* DOCUMENT TEXT
- Opening Delimiter -

Pharmacists confront AMA's 'scope creep' stance

The American Medical Association has long been advocating against what it calls "scope creep," or nonphysicians gaining expanded scopes of practice. On Feb. 16, two pharmacist associations fired back

An AMA article in early February said bills seeking to allow pharmacists to diagnose patients based on test results could impede patient care, reasoning that physicians train more than six times longer than pharmacists in clinical settings. It also argued pharmacists aren't taught to diagnose or provide care for a patient's life cycle. 

Michael Hogue, PharmD, executive vice president and CEO of the American Pharmacists Association, and Lee Vermeulen, executive vice president and CEO of the American Association of Colleges of Pharmacy, called the post "out of touch" and is asking the AMA to retract it.

"AMA has become a bully: unprofessional, completely disconnected from reality and intent on getting their way no matter what is in the best interest of patients," Dr. Hogue and Mr. Vermeulen wrote. 

The two said the organization's post is incorrect because pharmacists are trained to assess patients and provide care "from infants to seniors." They added that about 1 in 3 pharmacists have completed at least one year of postgraduate residency, and 60,000 of the nation's 340,000 pharmacists are board certified among 14 clinical specialties. 

The AMA, which has more than 200,000 members, said pharmacists are overburdened with their current workload, but the APhA and AACP leaders said pharmacists can help patients who can't access primary care physicians because of workforce shortages.

AMA also advocates against increasing scopes of practice for advanced practice registered nurses, nurse anesthetists, nurse practitioners, optometrists, physician assistants and psychologists.

- Closing Delimiter -

* RECORDS SUPPLIED
- Opening Delimiter -

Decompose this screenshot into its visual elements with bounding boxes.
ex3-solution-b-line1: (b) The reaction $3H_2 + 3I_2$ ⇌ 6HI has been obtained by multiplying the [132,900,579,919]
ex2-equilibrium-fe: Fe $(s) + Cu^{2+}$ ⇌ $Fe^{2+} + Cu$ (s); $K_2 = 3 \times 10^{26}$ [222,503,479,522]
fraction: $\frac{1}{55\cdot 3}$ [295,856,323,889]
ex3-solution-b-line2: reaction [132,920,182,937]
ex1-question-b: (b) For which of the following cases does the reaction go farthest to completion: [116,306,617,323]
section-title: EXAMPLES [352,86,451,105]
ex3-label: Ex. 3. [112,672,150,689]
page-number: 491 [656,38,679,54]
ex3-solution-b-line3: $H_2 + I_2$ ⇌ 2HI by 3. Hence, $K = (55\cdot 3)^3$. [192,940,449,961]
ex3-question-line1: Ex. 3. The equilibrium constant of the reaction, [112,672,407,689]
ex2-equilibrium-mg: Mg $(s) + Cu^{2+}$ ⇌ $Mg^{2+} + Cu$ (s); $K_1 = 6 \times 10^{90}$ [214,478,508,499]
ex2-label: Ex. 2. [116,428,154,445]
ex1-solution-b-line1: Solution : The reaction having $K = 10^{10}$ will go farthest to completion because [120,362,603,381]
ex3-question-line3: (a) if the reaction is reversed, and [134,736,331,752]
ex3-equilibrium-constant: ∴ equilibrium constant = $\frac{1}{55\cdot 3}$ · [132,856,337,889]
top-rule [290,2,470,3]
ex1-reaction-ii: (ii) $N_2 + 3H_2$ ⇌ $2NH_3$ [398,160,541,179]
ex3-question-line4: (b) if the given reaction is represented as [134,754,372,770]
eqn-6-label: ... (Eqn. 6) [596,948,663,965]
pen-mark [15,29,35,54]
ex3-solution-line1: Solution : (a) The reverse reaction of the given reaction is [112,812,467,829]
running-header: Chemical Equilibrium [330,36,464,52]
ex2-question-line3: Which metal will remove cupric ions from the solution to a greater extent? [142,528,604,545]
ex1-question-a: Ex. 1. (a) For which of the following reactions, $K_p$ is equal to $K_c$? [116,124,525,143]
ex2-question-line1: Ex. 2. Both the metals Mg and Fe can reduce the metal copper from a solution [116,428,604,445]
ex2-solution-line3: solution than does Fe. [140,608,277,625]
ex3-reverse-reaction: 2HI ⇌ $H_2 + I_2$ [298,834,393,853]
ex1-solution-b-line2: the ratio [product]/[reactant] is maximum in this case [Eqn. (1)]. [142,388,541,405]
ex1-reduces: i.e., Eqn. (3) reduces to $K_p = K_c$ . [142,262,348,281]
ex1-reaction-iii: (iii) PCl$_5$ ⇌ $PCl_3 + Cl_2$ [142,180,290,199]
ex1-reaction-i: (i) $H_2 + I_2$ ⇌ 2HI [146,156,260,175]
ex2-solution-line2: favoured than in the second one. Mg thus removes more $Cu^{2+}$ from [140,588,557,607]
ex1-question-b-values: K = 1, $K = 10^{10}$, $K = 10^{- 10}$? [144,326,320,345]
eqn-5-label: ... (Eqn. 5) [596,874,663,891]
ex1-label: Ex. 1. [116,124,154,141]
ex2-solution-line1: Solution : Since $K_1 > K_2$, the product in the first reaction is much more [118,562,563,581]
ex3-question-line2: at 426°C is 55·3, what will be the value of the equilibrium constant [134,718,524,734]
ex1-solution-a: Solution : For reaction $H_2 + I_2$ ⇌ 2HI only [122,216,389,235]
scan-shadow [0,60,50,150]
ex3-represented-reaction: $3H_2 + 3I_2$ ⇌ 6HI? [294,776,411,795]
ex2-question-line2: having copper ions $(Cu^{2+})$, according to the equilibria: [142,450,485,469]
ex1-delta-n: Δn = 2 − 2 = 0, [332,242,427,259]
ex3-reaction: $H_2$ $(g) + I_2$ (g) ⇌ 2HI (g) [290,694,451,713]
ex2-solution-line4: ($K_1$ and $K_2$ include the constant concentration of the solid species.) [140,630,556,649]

- Closing Delimiter -

* PARTS OF THE EXERCISE
(A) In the last sentence of the scope creep article, which groups does the AMA also oppose expanding scopes of practice for?
(B) Do these statements agree with the scope creep article? Answer yes or no for each, and quote the deciding words.
(i) The AMA has more than 200,000 members.
(ii) The AMA article said physicians train more than ten times longer than pharmacists in clinical settings.
(iii) About half of pharmacists have completed at least one year of postgraduate residency.
The material has no connection to the scope creep article.

* ANSWERS FOR THIS EXERCISE
(A)
- Advanced practice registered nurses
- Nurse anesthetists
- Nurse practitioners
- Optometrists
- Physician assistants
- Psychologists

(B)
(i) Yes: "The AMA, which has more than 200,000 members"
(ii) No: "physicians train more than six times longer than pharmacists in clinical settings"
(iii) No: "about 1 in 3 pharmacists have completed at least one year of postgraduate residency"